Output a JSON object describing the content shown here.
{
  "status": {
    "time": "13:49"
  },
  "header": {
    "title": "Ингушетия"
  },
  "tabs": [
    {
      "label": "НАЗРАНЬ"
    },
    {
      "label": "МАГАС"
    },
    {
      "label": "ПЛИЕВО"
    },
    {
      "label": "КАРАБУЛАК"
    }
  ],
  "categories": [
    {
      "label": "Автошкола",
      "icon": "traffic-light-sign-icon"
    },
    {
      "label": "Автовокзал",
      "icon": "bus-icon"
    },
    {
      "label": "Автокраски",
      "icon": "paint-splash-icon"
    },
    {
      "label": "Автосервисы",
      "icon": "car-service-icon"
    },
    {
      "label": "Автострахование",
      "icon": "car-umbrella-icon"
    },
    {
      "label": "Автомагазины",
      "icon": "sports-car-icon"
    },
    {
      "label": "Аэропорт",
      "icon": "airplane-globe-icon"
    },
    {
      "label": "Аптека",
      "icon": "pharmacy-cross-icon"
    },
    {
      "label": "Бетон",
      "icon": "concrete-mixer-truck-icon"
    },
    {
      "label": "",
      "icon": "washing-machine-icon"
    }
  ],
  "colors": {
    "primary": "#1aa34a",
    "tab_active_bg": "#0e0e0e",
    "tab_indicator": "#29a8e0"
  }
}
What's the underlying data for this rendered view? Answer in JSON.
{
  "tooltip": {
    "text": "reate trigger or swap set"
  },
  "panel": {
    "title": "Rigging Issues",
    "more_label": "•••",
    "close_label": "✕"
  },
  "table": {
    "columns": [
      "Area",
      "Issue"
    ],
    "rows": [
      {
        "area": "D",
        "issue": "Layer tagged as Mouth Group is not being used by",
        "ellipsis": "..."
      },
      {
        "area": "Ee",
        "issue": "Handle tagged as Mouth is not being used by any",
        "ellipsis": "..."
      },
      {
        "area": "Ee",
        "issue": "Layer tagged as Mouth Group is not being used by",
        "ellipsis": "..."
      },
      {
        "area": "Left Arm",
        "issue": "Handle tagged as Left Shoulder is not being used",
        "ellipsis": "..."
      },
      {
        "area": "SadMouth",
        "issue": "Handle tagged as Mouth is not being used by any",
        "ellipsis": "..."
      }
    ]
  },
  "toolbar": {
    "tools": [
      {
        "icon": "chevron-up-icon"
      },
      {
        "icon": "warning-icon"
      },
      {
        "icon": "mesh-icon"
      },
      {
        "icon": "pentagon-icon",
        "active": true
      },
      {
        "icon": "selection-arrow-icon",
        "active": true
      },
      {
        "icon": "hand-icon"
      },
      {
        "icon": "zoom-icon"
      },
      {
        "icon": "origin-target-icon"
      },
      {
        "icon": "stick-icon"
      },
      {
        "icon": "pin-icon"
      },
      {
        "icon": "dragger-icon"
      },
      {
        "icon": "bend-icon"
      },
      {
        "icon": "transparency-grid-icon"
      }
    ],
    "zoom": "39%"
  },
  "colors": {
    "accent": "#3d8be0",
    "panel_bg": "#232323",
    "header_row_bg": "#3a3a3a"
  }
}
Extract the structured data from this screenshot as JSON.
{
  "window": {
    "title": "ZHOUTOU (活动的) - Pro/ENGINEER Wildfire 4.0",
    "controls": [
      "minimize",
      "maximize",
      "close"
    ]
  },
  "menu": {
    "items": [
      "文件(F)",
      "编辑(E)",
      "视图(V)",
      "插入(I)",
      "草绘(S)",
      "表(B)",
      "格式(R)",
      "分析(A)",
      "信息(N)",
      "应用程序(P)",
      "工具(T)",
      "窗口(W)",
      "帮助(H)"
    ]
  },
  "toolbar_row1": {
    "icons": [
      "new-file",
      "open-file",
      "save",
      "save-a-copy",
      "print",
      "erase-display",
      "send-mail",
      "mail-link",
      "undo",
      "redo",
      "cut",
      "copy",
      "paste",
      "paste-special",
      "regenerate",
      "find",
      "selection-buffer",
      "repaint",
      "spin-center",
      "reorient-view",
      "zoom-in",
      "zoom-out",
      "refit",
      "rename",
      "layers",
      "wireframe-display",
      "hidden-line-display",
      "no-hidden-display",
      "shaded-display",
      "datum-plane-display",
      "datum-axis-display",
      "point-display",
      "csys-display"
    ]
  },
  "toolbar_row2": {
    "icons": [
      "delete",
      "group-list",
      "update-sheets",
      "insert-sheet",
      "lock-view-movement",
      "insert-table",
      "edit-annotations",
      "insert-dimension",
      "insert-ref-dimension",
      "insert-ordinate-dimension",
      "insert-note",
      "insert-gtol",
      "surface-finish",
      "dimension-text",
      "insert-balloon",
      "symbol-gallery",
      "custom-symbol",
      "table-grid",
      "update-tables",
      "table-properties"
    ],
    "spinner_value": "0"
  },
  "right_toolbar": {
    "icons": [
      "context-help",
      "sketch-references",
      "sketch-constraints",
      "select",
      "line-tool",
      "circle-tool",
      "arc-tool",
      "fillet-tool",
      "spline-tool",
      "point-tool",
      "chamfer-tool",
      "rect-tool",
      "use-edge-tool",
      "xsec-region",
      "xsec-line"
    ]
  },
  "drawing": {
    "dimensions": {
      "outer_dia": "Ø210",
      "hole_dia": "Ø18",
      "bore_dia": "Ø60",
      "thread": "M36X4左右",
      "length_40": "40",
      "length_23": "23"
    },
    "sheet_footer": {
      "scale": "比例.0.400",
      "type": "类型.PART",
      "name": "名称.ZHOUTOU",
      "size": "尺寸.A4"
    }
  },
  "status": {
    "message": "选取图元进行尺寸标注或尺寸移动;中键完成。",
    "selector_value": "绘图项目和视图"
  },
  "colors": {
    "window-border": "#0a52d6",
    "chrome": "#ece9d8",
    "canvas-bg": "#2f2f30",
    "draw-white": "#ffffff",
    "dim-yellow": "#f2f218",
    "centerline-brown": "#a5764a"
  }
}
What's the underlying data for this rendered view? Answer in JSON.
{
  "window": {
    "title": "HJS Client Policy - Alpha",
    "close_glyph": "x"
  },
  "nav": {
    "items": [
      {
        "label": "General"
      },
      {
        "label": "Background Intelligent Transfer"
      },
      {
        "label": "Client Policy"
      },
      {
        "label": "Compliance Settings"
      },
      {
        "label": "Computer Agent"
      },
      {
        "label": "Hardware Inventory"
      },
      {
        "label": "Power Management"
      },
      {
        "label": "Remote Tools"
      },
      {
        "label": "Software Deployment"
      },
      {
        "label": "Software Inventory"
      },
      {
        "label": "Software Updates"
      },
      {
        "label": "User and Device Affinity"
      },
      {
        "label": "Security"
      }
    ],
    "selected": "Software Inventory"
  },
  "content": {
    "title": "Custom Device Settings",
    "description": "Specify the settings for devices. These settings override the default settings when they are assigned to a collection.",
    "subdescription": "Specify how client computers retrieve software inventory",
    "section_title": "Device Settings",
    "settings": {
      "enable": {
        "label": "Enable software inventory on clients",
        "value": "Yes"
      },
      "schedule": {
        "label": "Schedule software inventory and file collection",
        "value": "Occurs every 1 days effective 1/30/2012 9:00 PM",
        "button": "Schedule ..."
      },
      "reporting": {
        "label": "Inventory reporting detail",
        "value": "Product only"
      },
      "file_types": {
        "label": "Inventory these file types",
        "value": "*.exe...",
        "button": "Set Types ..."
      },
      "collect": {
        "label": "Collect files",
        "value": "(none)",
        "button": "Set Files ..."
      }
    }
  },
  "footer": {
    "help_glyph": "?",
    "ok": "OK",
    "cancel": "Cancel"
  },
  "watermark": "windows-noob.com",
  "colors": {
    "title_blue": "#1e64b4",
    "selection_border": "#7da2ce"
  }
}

# # # # #

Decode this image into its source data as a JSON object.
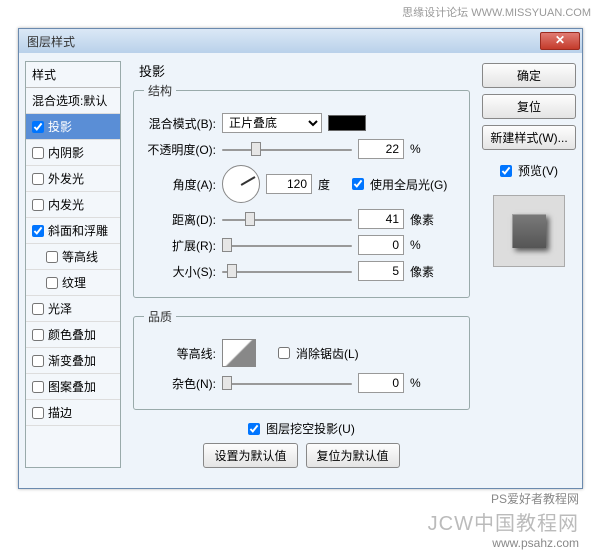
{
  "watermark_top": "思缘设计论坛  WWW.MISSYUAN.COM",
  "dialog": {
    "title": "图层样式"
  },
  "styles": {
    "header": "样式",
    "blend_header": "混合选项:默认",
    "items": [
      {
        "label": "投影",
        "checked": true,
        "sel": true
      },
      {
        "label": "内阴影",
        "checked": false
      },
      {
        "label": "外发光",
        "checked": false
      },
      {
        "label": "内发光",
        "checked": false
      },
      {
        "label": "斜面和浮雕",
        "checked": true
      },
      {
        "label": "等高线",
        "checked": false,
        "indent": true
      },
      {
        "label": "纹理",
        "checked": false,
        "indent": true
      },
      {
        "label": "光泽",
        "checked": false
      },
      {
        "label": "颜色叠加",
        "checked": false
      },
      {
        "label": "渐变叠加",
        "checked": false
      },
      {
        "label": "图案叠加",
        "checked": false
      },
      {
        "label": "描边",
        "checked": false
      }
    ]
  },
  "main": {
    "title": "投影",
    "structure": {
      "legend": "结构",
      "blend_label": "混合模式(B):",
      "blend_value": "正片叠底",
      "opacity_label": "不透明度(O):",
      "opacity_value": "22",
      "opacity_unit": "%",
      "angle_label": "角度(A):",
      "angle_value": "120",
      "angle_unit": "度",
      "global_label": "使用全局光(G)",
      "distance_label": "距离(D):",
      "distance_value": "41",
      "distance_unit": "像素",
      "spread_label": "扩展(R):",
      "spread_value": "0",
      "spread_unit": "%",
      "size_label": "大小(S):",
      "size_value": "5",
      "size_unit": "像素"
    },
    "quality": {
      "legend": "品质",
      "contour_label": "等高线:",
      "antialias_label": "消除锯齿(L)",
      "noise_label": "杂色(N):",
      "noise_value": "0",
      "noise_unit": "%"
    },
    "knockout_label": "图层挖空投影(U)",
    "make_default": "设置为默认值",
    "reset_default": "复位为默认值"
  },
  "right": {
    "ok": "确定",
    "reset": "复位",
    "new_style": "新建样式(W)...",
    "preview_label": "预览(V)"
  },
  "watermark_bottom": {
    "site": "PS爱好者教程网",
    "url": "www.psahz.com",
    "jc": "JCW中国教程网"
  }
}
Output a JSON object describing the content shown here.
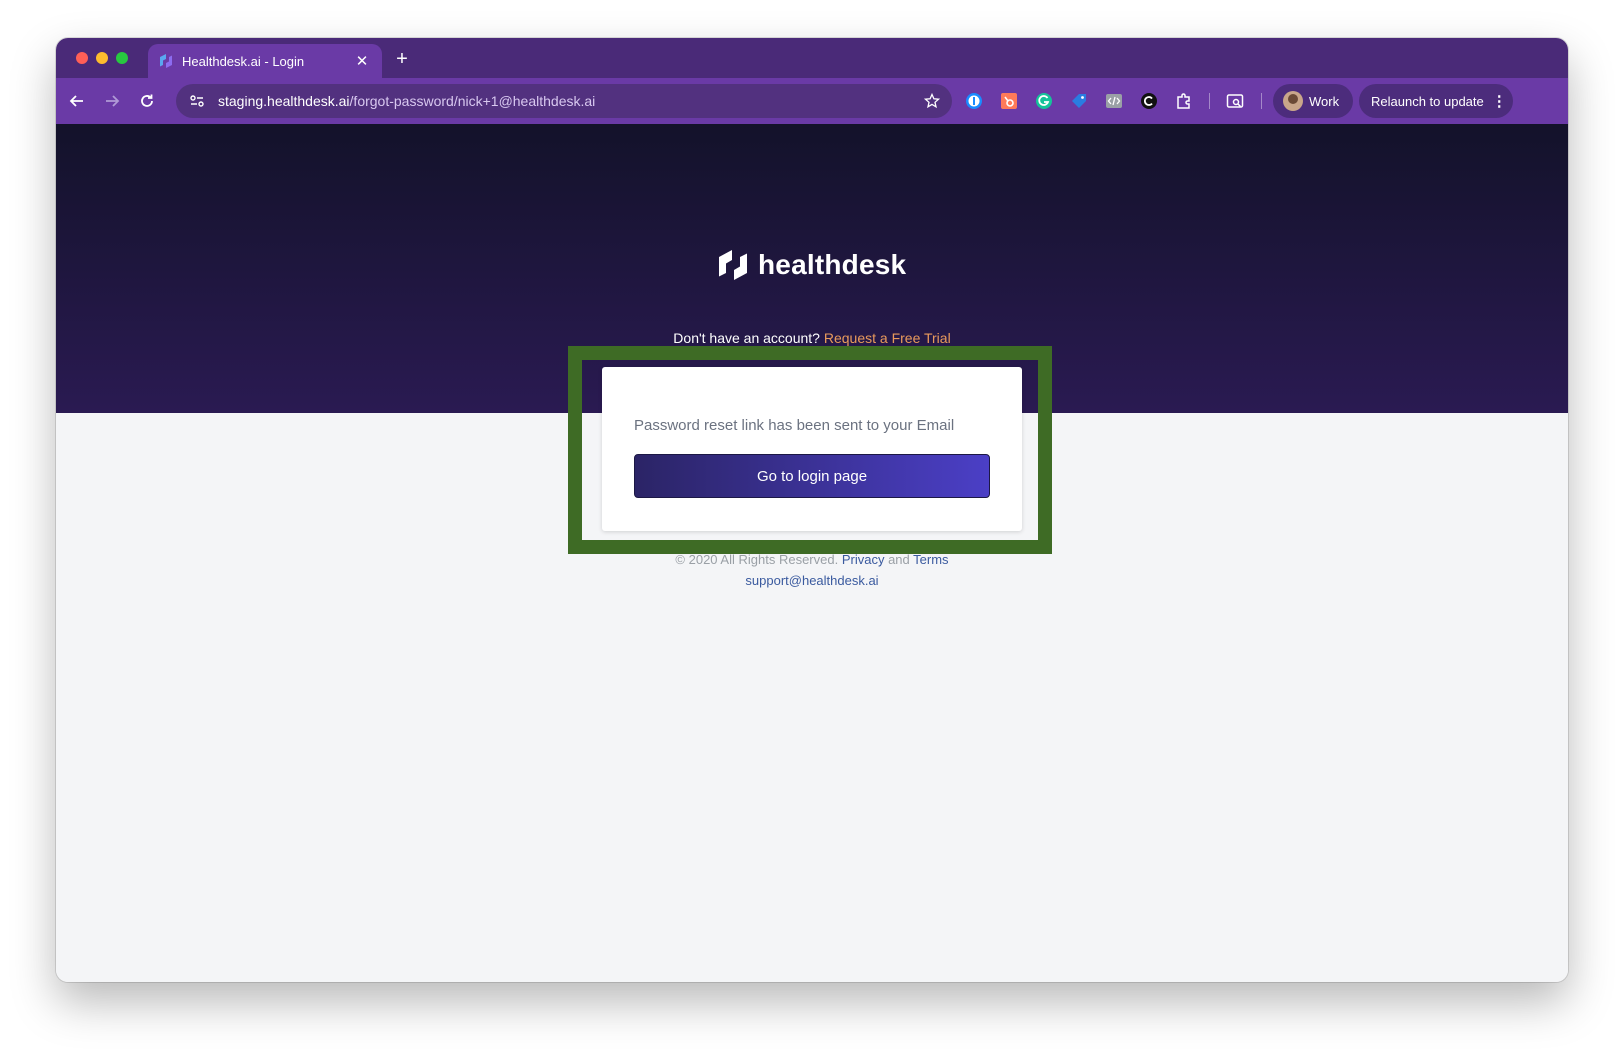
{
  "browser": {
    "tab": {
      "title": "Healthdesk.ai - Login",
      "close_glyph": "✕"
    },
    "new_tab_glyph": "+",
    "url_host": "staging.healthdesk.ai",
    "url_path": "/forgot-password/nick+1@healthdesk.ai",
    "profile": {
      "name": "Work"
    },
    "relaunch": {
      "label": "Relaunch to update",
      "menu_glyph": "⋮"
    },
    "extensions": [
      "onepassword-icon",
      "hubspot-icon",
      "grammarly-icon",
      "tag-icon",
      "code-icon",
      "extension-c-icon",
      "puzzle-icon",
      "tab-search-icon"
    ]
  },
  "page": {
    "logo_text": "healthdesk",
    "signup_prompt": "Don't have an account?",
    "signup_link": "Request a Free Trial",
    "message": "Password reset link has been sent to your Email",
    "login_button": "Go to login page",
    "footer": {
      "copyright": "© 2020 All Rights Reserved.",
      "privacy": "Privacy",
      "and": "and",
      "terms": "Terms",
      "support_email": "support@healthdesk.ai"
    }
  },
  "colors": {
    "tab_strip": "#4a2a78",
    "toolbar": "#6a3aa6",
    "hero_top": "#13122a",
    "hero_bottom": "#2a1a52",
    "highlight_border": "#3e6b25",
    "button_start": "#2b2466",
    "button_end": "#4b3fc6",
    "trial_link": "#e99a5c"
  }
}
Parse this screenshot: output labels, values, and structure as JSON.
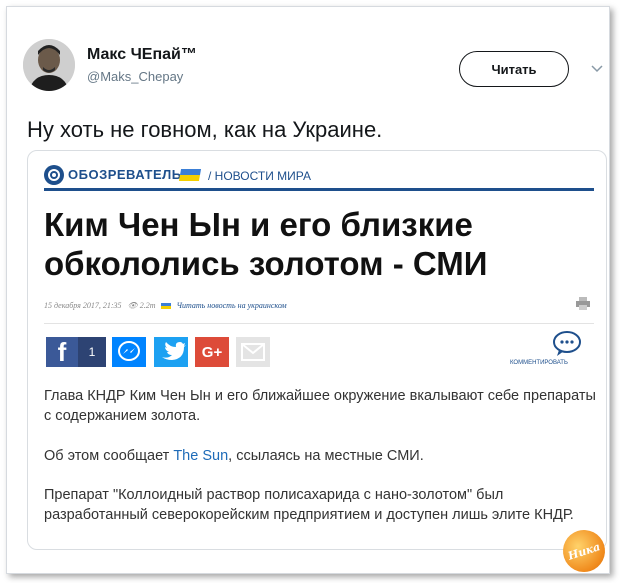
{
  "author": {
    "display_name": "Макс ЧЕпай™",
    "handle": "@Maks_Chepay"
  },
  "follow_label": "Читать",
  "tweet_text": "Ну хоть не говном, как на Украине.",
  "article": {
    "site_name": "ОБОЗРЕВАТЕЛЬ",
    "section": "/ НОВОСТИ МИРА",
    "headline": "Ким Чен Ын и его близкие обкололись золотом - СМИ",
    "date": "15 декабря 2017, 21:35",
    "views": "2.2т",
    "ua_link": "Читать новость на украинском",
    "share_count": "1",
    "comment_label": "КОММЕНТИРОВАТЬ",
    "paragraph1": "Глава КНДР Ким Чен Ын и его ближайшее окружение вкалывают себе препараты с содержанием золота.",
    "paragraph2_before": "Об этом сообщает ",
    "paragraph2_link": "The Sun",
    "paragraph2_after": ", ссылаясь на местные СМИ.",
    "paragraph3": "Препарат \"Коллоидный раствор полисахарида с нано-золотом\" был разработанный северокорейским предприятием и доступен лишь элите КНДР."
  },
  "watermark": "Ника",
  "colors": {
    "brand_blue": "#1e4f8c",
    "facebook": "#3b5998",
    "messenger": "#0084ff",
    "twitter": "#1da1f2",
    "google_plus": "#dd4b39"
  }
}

# # # # #

*TASK OBJECTIVE:* Pick out and copy the lines of the material that include the word "screenshot".

*EXPECTED ANSWER:*
Extract the structured data from this screenshot as JSON.
Parse this screenshot: output labels, values, and structure as JSON.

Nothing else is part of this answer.